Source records
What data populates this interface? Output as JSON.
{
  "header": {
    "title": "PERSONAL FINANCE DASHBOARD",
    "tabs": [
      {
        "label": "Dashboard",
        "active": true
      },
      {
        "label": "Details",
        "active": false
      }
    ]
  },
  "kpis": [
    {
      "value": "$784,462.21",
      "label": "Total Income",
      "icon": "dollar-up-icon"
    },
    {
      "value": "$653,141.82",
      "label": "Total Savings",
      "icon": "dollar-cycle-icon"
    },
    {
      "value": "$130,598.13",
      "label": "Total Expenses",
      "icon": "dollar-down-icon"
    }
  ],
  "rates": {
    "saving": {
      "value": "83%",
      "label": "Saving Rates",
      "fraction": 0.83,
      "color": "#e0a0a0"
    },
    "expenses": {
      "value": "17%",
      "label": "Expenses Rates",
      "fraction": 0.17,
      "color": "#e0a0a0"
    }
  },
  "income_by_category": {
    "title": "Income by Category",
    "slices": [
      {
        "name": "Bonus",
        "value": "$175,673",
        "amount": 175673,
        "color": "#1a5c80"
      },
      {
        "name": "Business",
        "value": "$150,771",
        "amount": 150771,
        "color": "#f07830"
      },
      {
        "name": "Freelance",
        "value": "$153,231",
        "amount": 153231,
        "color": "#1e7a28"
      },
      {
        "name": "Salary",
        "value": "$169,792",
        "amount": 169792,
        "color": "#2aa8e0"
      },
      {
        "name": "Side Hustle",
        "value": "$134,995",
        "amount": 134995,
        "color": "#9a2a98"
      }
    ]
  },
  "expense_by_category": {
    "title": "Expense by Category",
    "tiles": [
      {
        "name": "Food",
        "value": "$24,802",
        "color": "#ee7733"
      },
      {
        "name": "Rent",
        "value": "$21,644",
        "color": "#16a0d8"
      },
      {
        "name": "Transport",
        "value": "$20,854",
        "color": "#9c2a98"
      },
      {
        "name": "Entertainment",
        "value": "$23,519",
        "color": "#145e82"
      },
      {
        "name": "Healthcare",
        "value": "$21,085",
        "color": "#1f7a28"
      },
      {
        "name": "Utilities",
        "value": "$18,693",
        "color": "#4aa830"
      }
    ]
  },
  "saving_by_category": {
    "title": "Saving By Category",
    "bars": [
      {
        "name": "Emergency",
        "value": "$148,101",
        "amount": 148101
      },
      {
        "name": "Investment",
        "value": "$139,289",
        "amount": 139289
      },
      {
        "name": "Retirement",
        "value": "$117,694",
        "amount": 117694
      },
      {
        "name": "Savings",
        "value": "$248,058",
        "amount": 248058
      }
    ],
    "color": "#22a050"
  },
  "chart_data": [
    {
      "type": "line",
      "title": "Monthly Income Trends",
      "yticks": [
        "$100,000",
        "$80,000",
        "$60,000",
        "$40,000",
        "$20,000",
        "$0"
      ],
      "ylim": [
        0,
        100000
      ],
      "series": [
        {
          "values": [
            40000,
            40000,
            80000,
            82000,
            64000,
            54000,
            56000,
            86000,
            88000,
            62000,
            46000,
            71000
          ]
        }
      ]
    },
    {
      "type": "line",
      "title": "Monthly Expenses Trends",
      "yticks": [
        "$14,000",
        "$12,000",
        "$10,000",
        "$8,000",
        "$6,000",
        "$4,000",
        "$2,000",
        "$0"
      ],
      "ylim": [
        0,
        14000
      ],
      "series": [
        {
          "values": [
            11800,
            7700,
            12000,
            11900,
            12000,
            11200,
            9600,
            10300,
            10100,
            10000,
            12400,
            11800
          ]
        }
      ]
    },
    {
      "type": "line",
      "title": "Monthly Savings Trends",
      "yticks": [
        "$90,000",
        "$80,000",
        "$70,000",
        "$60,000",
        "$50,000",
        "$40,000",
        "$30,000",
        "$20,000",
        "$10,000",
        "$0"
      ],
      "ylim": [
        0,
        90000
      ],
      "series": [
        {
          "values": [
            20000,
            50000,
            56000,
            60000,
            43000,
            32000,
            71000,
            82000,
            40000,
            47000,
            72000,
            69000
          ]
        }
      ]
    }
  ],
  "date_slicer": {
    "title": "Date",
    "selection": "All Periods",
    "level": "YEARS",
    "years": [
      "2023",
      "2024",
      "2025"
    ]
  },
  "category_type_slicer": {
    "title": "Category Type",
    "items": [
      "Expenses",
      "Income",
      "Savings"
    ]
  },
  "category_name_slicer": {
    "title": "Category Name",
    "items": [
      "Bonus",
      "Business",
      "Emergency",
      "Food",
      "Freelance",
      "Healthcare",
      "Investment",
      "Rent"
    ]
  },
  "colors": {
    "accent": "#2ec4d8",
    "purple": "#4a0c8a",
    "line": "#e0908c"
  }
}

» **REQUIREMENT**: All of the lines above must be returned exactly.

» **RESULT FOR THIS EXERCISE**:
What data populates this interface? Output as JSON.
{
  "header": {
    "title": "PERSONAL FINANCE DASHBOARD",
    "tabs": [
      {
        "label": "Dashboard",
        "active": true
      },
      {
        "label": "Details",
        "active": false
      }
    ]
  },
  "kpis": [
    {
      "value": "$784,462.21",
      "label": "Total Income",
      "icon": "dollar-up-icon"
    },
    {
      "value": "$653,141.82",
      "label": "Total Savings",
      "icon": "dollar-cycle-icon"
    },
    {
      "value": "$130,598.13",
      "label": "Total Expenses",
      "icon": "dollar-down-icon"
    }
  ],
  "rates": {
    "saving": {
      "value": "83%",
      "label": "Saving Rates",
      "fraction": 0.83,
      "color": "#e0a0a0"
    },
    "expenses": {
      "value": "17%",
      "label": "Expenses Rates",
      "fraction": 0.17,
      "color": "#e0a0a0"
    }
  },
  "income_by_category": {
    "title": "Income by Category",
    "slices": [
      {
        "name": "Bonus",
        "value": "$175,673",
        "amount": 175673,
        "color": "#1a5c80"
      },
      {
        "name": "Business",
        "value": "$150,771",
        "amount": 150771,
        "color": "#f07830"
      },
      {
        "name": "Freelance",
        "value": "$153,231",
        "amount": 153231,
        "color": "#1e7a28"
      },
      {
        "name": "Salary",
        "value": "$169,792",
        "amount": 169792,
        "color": "#2aa8e0"
      },
      {
        "name": "Side Hustle",
        "value": "$134,995",
        "amount": 134995,
        "color": "#9a2a98"
      }
    ]
  },
  "expense_by_category": {
    "title": "Expense by Category",
    "tiles": [
      {
        "name": "Food",
        "value": "$24,802",
        "color": "#ee7733"
      },
      {
        "name": "Rent",
        "value": "$21,644",
        "color": "#16a0d8"
      },
      {
        "name": "Transport",
        "value": "$20,854",
        "color": "#9c2a98"
      },
      {
        "name": "Entertainment",
        "value": "$23,519",
        "color": "#145e82"
      },
      {
        "name": "Healthcare",
        "value": "$21,085",
        "color": "#1f7a28"
      },
      {
        "name": "Utilities",
        "value": "$18,693",
        "color": "#4aa830"
      }
    ]
  },
  "saving_by_category": {
    "title": "Saving By Category",
    "bars": [
      {
        "name": "Emergency",
        "value": "$148,101",
        "amount": 148101
      },
      {
        "name": "Investment",
        "value": "$139,289",
        "amount": 139289
      },
      {
        "name": "Retirement",
        "value": "$117,694",
        "amount": 117694
      },
      {
        "name": "Savings",
        "value": "$248,058",
        "amount": 248058
      }
    ],
    "color": "#22a050"
  },
  "chart_data": [
    {
      "type": "line",
      "title": "Monthly Income Trends",
      "yticks": [
        "$100,000",
        "$80,000",
        "$60,000",
        "$40,000",
        "$20,000",
        "$0"
      ],
      "ylim": [
        0,
        100000
      ],
      "series": [
        {
          "values": [
            40000,
            40000,
            80000,
            82000,
            64000,
            54000,
            56000,
            86000,
            88000,
            62000,
            46000,
            71000
          ]
        }
      ]
    },
    {
      "type": "line",
      "title": "Monthly Expenses Trends",
      "yticks": [
        "$14,000",
        "$12,000",
        "$10,000",
        "$8,000",
        "$6,000",
        "$4,000",
        "$2,000",
        "$0"
      ],
      "ylim": [
        0,
        14000
      ],
      "series": [
        {
          "values": [
            11800,
            7700,
            12000,
            11900,
            12000,
            11200,
            9600,
            10300,
            10100,
            10000,
            12400,
            11800
          ]
        }
      ]
    },
    {
      "type": "line",
      "title": "Monthly Savings Trends",
      "yticks": [
        "$90,000",
        "$80,000",
        "$70,000",
        "$60,000",
        "$50,000",
        "$40,000",
        "$30,000",
        "$20,000",
        "$10,000",
        "$0"
      ],
      "ylim": [
        0,
        90000
      ],
      "series": [
        {
          "values": [
            20000,
            50000,
            56000,
            60000,
            43000,
            32000,
            71000,
            82000,
            40000,
            47000,
            72000,
            69000
          ]
        }
      ]
    }
  ],
  "date_slicer": {
    "title": "Date",
    "selection": "All Periods",
    "level": "YEARS",
    "years": [
      "2023",
      "2024",
      "2025"
    ]
  },
  "category_type_slicer": {
    "title": "Category Type",
    "items": [
      "Expenses",
      "Income",
      "Savings"
    ]
  },
  "category_name_slicer": {
    "title": "Category Name",
    "items": [
      "Bonus",
      "Business",
      "Emergency",
      "Food",
      "Freelance",
      "Healthcare",
      "Investment",
      "Rent"
    ]
  },
  "colors": {
    "accent": "#2ec4d8",
    "purple": "#4a0c8a",
    "line": "#e0908c"
  }
}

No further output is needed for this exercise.